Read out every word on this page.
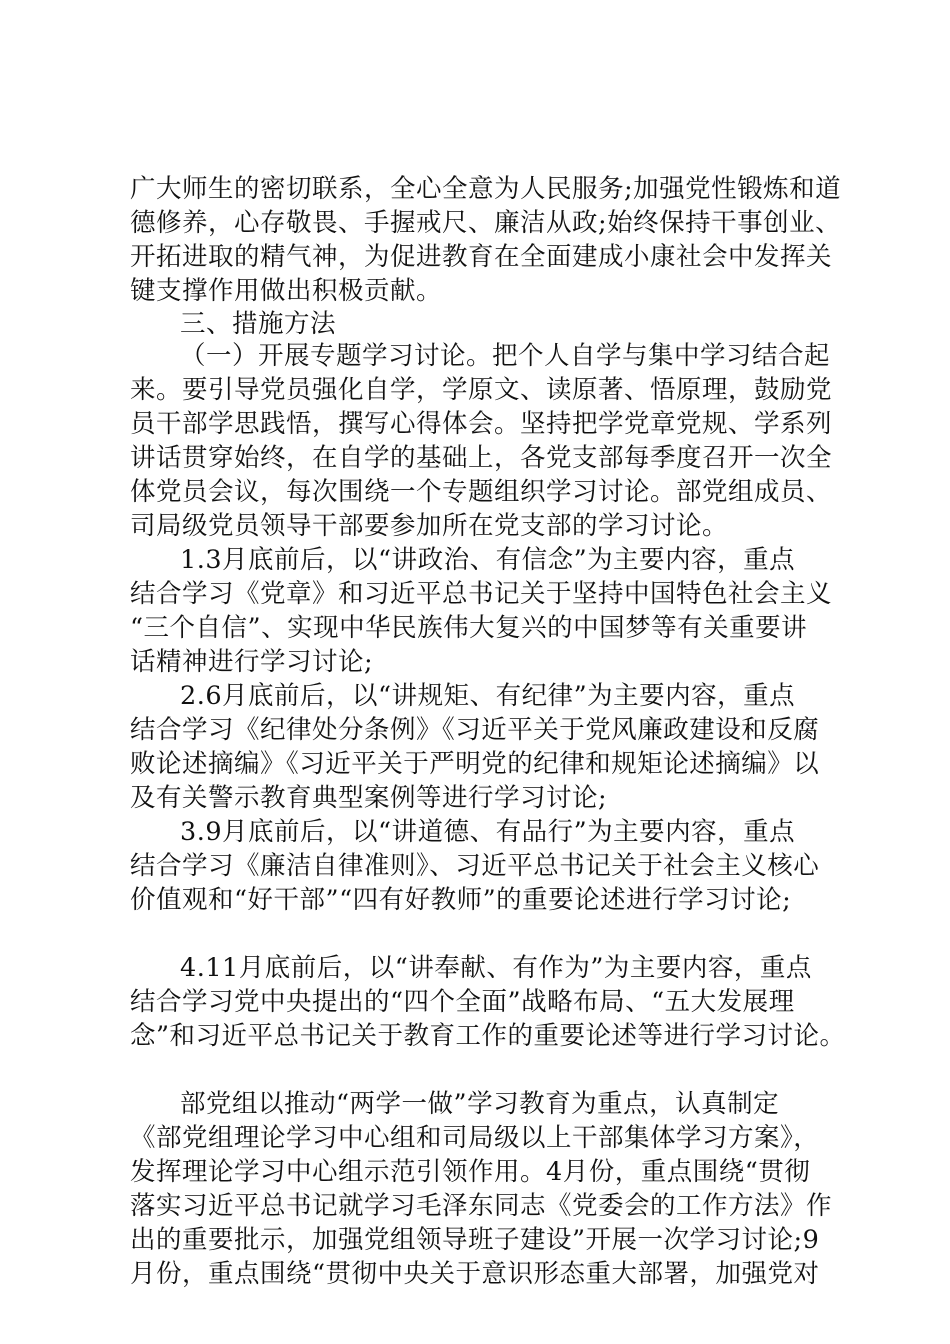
广大师生的密切联系，全心全意为人民服务;加强党性锻炼和道
德修养，心存敬畏、手握戒尺、廉洁从政;始终保持干事创业、
开拓进取的精气神，为促进教育在全面建成小康社会中发挥关
键支撑作用做出积极贡献。
三、措施方法
（一）开展专题学习讨论。把个人自学与集中学习结合起
来。要引导党员强化自学，学原文、读原著、悟原理，鼓励党
员干部学思践悟，撰写心得体会。坚持把学党章党规、学系列
讲话贯穿始终，在自学的基础上，各党支部每季度召开一次全
体党员会议，每次围绕一个专题组织学习讨论。部党组成员、
司局级党员领导干部要参加所在党支部的学习讨论。
1.3月底前后，以“讲政治、有信念”为主要内容，重点
结合学习《党章》和习近平总书记关于坚持中国特色社会主义
“三个自信”、实现中华民族伟大复兴的中国梦等有关重要讲
话精神进行学习讨论;
2.6月底前后，以“讲规矩、有纪律”为主要内容，重点
结合学习《纪律处分条例》《习近平关于党风廉政建设和反腐
败论述摘编》《习近平关于严明党的纪律和规矩论述摘编》以
及有关警示教育典型案例等进行学习讨论;
3.9月底前后，以“讲道德、有品行”为主要内容，重点
结合学习《廉洁自律准则》、习近平总书记关于社会主义核心
价值观和“好干部”“四有好教师”的重要论述进行学习讨论;
4.11月底前后，以“讲奉献、有作为”为主要内容，重点
结合学习党中央提出的“四个全面”战略布局、“五大发展理
念”和习近平总书记关于教育工作的重要论述等进行学习讨论。
部党组以推动“两学一做”学习教育为重点，认真制定
《部党组理论学习中心组和司局级以上干部集体学习方案》，
发挥理论学习中心组示范引领作用。4月份，重点围绕“贯彻
落实习近平总书记就学习毛泽东同志《党委会的工作方法》作
出的重要批示，加强党组领导班子建设”开展一次学习讨论;9
月份，重点围绕“贯彻中央关于意识形态重大部署，加强党对
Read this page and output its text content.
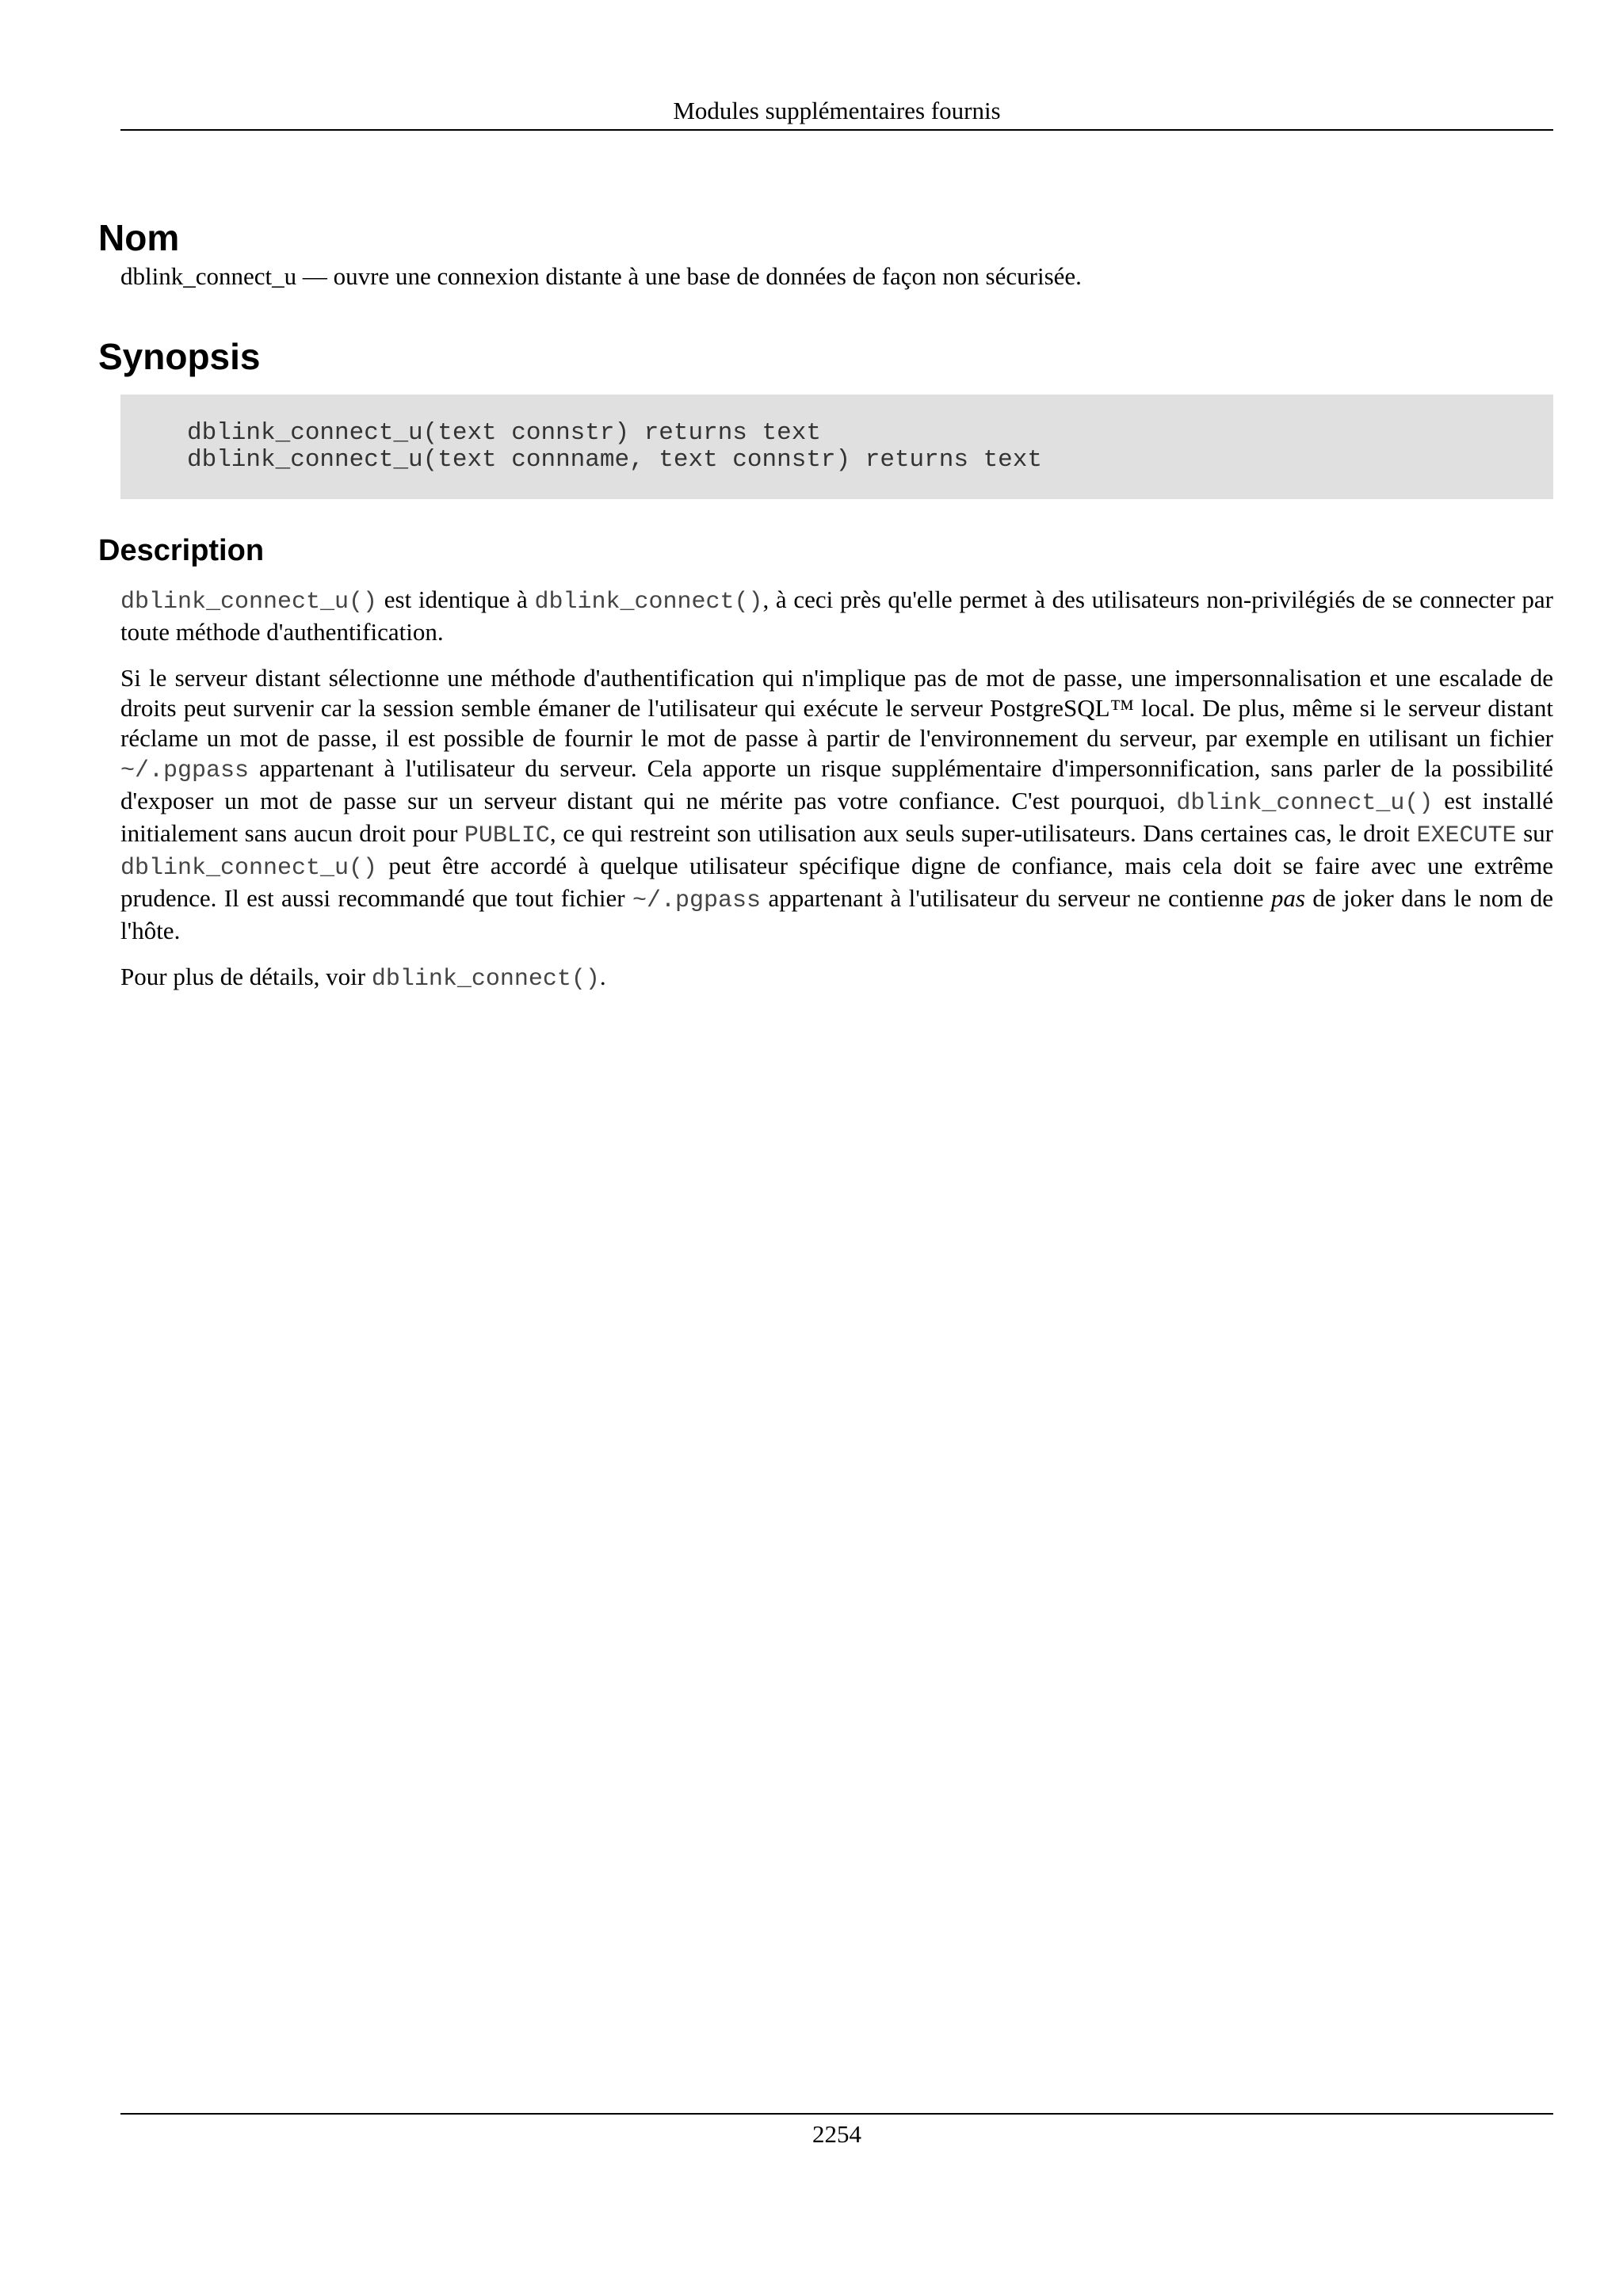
Modules supplémentaires fournis
Nom

dblink_connect_u — ouvre une connexion distante à une base de données de façon non sécurisée.

Synopsis
dblink_connect_u(text connstr) returns text
dblink_connect_u(text connname, text connstr) returns text
Description

dblink_connect_u() est identique à dblink_connect(), à ceci près qu'elle permet à des utilisateurs non-privilégiés de se connecter par toute méthode d'authentification.

Si le serveur distant sélectionne une méthode d'authentification qui n'implique pas de mot de passe, une impersonnalisation et une escalade de droits peut survenir car la session semble émaner de l'utilisateur qui exécute le serveur PostgreSQL™ local. De plus, même si le serveur distant réclame un mot de passe, il est possible de fournir le mot de passe à partir de l'environnement du serveur, par exemple en utilisant un fichier ~/.pgpass appartenant à l'utilisateur du serveur. Cela apporte un risque supplémentaire d'impersonnification, sans parler de la possibilité d'exposer un mot de passe sur un serveur distant qui ne mérite pas votre confiance. C'est pourquoi, dblink_connect_u() est installé initialement sans aucun droit pour PUBLIC, ce qui restreint son utilisation aux seuls super-utilisateurs. Dans certaines cas, le droit EXECUTE sur dblink_connect_u() peut être accordé à quelque utilisateur spécifique digne de confiance, mais cela doit se faire avec une extrême prudence. Il est aussi recommandé que tout fichier ~/.pgpass appartenant à l'utilisateur du serveur ne contienne pas de joker dans le nom de l'hôte.

Pour plus de détails, voir dblink_connect().

2254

→ **Required task**: In the entries above, how many lines hold the word "page"? State the number and nothing else.

→ **Solution to the exercise**: 2